— Directive —
The complete listing should be restated exactly.

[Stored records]

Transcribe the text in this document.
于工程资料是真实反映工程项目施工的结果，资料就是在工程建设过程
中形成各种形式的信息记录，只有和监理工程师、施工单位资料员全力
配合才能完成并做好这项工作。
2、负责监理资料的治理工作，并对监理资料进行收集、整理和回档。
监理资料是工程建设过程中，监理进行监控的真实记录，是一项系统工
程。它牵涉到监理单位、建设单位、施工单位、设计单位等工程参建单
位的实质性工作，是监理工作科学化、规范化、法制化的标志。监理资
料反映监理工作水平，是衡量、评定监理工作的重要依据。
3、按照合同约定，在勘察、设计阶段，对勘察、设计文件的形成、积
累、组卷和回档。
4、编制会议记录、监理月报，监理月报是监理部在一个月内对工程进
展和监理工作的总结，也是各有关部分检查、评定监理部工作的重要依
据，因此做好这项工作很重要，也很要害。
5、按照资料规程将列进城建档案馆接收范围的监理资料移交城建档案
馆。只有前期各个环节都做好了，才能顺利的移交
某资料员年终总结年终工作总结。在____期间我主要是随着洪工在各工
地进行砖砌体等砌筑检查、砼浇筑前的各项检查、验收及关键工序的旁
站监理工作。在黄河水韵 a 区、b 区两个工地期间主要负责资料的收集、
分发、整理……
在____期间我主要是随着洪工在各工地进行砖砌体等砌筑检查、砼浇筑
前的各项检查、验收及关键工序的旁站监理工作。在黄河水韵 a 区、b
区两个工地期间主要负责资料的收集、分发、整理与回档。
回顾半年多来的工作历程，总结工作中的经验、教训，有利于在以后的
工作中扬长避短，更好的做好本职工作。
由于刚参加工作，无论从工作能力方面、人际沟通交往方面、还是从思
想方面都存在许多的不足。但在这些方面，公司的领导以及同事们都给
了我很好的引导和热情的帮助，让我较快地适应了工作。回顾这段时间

— Result —
Transcribe the text in this document.
于工程资料是真实反映工程项目施工的结果，资料就是在工程建设过程
中形成各种形式的信息记录，只有和监理工程师、施工单位资料员全力
配合才能完成并做好这项工作。
2、负责监理资料的治理工作，并对监理资料进行收集、整理和回档。
监理资料是工程建设过程中，监理进行监控的真实记录，是一项系统工
程。它牵涉到监理单位、建设单位、施工单位、设计单位等工程参建单
位的实质性工作，是监理工作科学化、规范化、法制化的标志。监理资
料反映监理工作水平，是衡量、评定监理工作的重要依据。
3、按照合同约定，在勘察、设计阶段，对勘察、设计文件的形成、积
累、组卷和回档。
4、编制会议记录、监理月报，监理月报是监理部在一个月内对工程进
展和监理工作的总结，也是各有关部分检查、评定监理部工作的重要依
据，因此做好这项工作很重要，也很要害。
5、按照资料规程将列进城建档案馆接收范围的监理资料移交城建档案
馆。只有前期各个环节都做好了，才能顺利的移交
某资料员年终总结年终工作总结。在____期间我主要是随着洪工在各工
地进行砖砌体等砌筑检查、砼浇筑前的各项检查、验收及关键工序的旁
站监理工作。在黄河水韵 a 区、b 区两个工地期间主要负责资料的收集、
分发、整理……
在____期间我主要是随着洪工在各工地进行砖砌体等砌筑检查、砼浇筑
前的各项检查、验收及关键工序的旁站监理工作。在黄河水韵 a 区、b
区两个工地期间主要负责资料的收集、分发、整理与回档。
回顾半年多来的工作历程，总结工作中的经验、教训，有利于在以后的
工作中扬长避短，更好的做好本职工作。
由于刚参加工作，无论从工作能力方面、人际沟通交往方面、还是从思
想方面都存在许多的不足。但在这些方面，公司的领导以及同事们都给
了我很好的引导和热情的帮助，让我较快地适应了工作。回顾这段时间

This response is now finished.